====== Text passage ======
Schedule 2.25-B is a complete and accurate accounts receivable aging report for
MDI as of a date within thirty (30) days prior to the Signing Date.
2.26. Contracts.
(a) Except as set forth on Schedule 2.26, MDI is not a party
to, or bound by, any material undischarged written or oral:
i) contract of employment for any period of time
whatsoever, or restricting the employment, of any employee,
except as contemplated by this Agreement;
ii) consulting agreement;
iii) collective bargaining agreement;
iv) contract or agreement restricting in any manner
MDI's right to compete with any other person or restricting MDI's
right to sell to or purchase from any other person;
v) agreement with any affiliate of MDI or person
controlled directly or indirectly by an affiliate of MDI for or
with respect to the borrowing or lending of monies, the purchase
or sale of goods or the performance of services;
vi) contract for the payment or receipt of license fees
or royalties to or from any person, firm or corporation;
vii) contract of agency, representation, distribution or
franchise which cannot be canceled without payment or penalty
upon notice of thirty (30) days or less;
viii) service contract in an annual amount in excess of
$100,000;
ix) guaranty, performance, bid or completion bond, or
surety or indemnification agreement;
x) contract relating to the purchase, sale, ownership,
use or license of technology except licenses for third party
software generally available to the public;
18
xi) lease or sublease, either as lessee or sublessee,
lessor or sublessor, of real or personal property or intangibles;
xii) contracts relating to the purchase, sale or
margining of securities;
xiii) warranty or product service contracts (other than
the standard one year limited warranty given on all complete
jobs); or
xiv) joint venture, partnership or other contracts
involving a sharing of profits, losses, costs or liabilities.
All material contracts, leases, subleases and other instruments of the
type referred to in this Section 2.26 and described on Schedule 2.26
(collectively, "Contracts") are in full force and effect and are binding upon
MDI and, to our knowledge, are binding on the other parties thereto. Except as
set forth on Schedule 2.26, no default by MDI under any Contract has occurred,
no material default by the other contracting parties under any Contract has
occurred, and, to our knowledge, no event has occurred which with the giving of
notice or the lapse of time, or both, would constitute a material default by
MDI under any Contract. MDI has made available to Ultrak true and complete
copies of each Contract.
(b) Except as disclosed on Schedule 2.26, MDI is not a party
to, or bound by, any Contract under the terms of which performance by
MDI according to the terms of this Agreement will be a default or an
event of acceleration, or would otherwise require consent.
(c) Schedule 2.26 contains a list of every material license,
permit or governmental approval, order, directive and agreement applied
for, pending, issued, rejected or given to MDI with respect to the
conduct of its business or operations. MDI possesses all material
licenses, permits, and governmental approvals and authorizations which
are required in order to operate its business as presently conducted and
MDI is in compliance in all material respects with all such licenses,
permits, approvals, and authorizations.
======
- Problems
a - From the contracts section above, list every status that clause (c) gives for the licenses, permits, approvals and other items on Schedule 2.26.
b - According to the contracts section above, what annual amount must a service contract exceed to fall under item viii?
====== Provided data ======
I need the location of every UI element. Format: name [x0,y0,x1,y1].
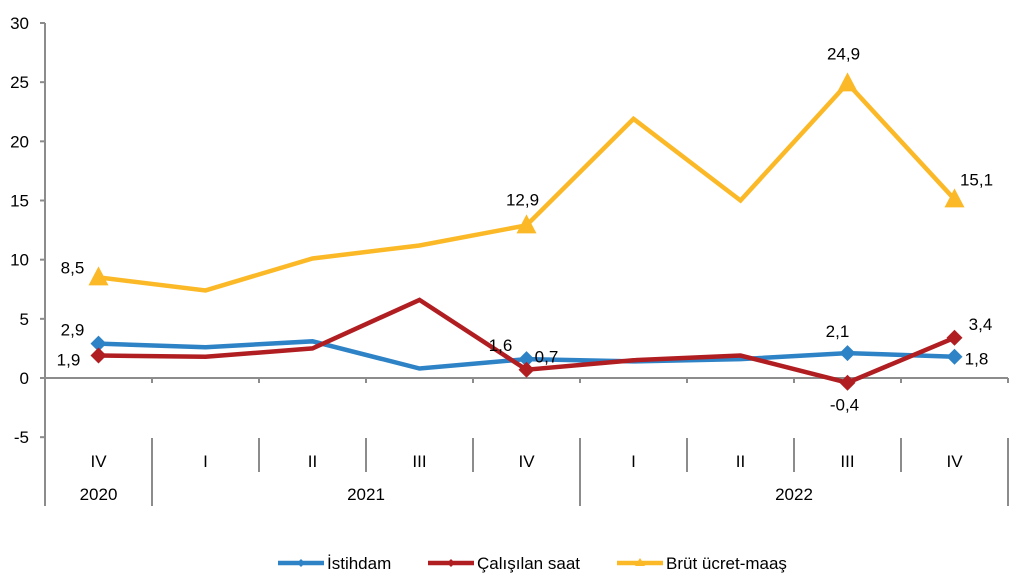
data-point-marker [88,266,109,286]
data-point-marker [946,329,963,346]
x-group-label: 2020 [80,485,118,504]
data-label: 1,9 [57,351,81,370]
data-point-marker [839,374,856,391]
legend-item-1: Çalışılan saat [428,554,580,573]
x-category-label: III [840,452,854,471]
data-label: -0,4 [830,396,859,415]
data-point-marker [90,347,107,364]
data-label: 24,9 [827,44,860,63]
data-point-marker [518,351,535,368]
data-point-marker [839,345,856,362]
data-point-marker [90,335,107,352]
x-category-label: IV [946,452,963,471]
x-group-label: 2021 [347,485,385,504]
data-point-marker [944,188,965,208]
y-tick-label: 5 [20,310,29,329]
data-label: 8,5 [61,258,85,277]
legend-item-2: Brüt ücret-maaş [617,554,787,573]
x-category-label: IV [518,452,535,471]
legend-marker-icon [297,559,305,567]
y-tick-label: 25 [10,73,29,92]
data-point-marker [516,214,537,234]
x-group-label: 2022 [775,485,813,504]
data-label: 2,1 [826,322,850,341]
data-label: 15,1 [960,170,993,189]
data-point-marker [946,348,963,365]
legend-label: Çalışılan saat [477,554,580,573]
legend-marker-icon [447,559,455,567]
data-point-marker [837,72,858,92]
legend-label: İstihdam [327,554,391,573]
x-category-label: III [412,452,426,471]
y-tick-label: 0 [20,369,29,388]
x-category-label: I [203,452,208,471]
legend-marker-icon [635,558,645,566]
x-category-label: II [308,452,317,471]
x-category-label: II [736,452,745,471]
y-tick-label: -5 [14,428,29,447]
y-tick-label: 10 [10,251,29,270]
y-tick-label: 15 [10,192,29,211]
data-label: 2,9 [61,321,85,340]
data-label: 1,6 [489,336,513,355]
legend-item-0: İstihdam [278,554,391,573]
series-markers [88,72,965,391]
legend-label: Brüt ücret-maaş [666,554,787,573]
y-tick-label: 20 [10,132,29,151]
y-tick-label: 30 [10,14,29,33]
legend: İstihdam Çalışılan saat Brüt ücret-maaş [278,554,787,573]
data-label: 12,9 [506,190,539,209]
x-category-label: IV [90,452,107,471]
x-category-label: I [631,452,636,471]
data-label: 0,7 [535,348,559,367]
data-labels: 2,9 1,6 2,1 1,8 1,9 0,7 -0,4 3,4 8,5 12,9 24,9 15,1 [57,44,993,414]
data-label: 3,4 [969,315,993,334]
data-label: 1,8 [965,350,989,369]
series-line-2 [98,80,957,293]
data-point-marker [518,361,535,378]
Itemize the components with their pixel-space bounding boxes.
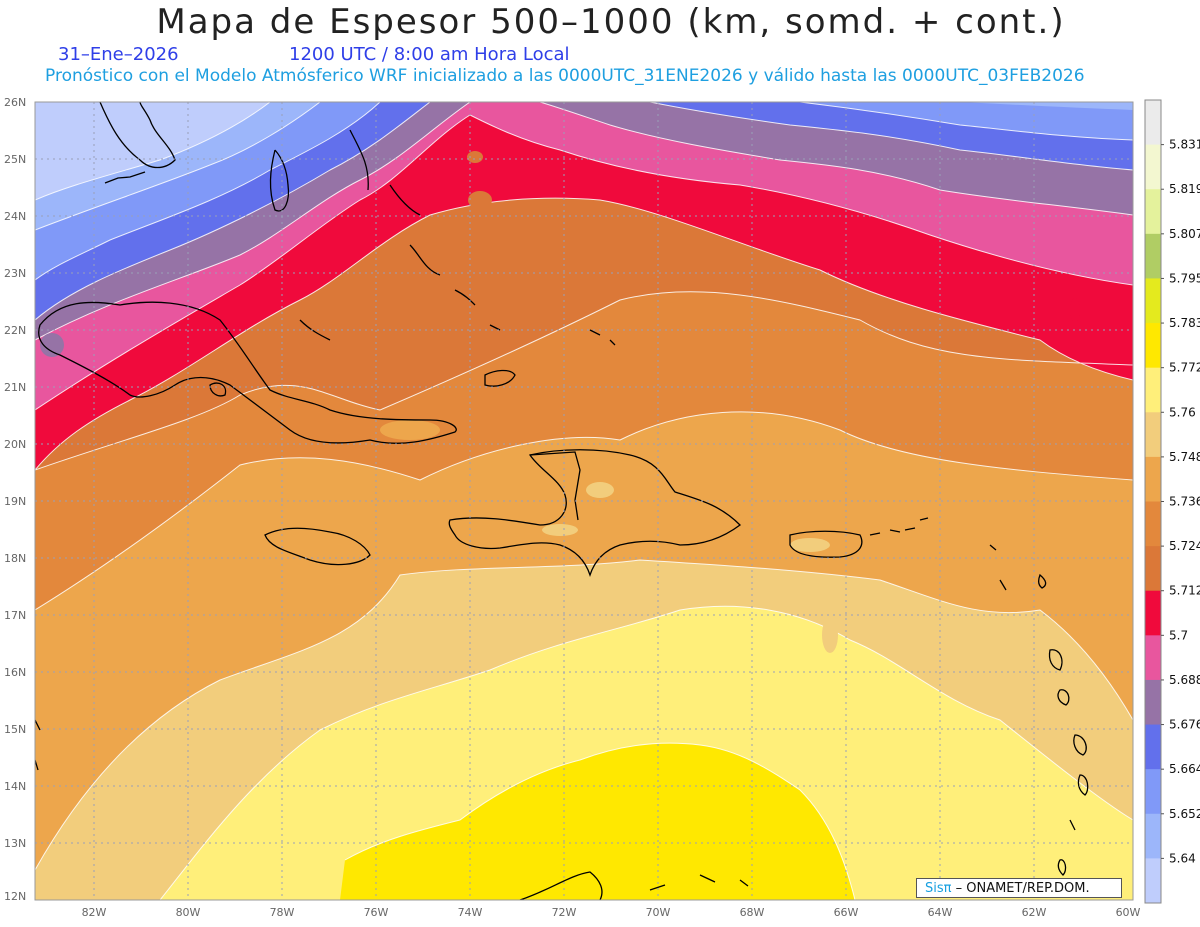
======
- Answer list
a -
- Applied for
- Pending
- Issued
- Rejected
- Given

b - $100,000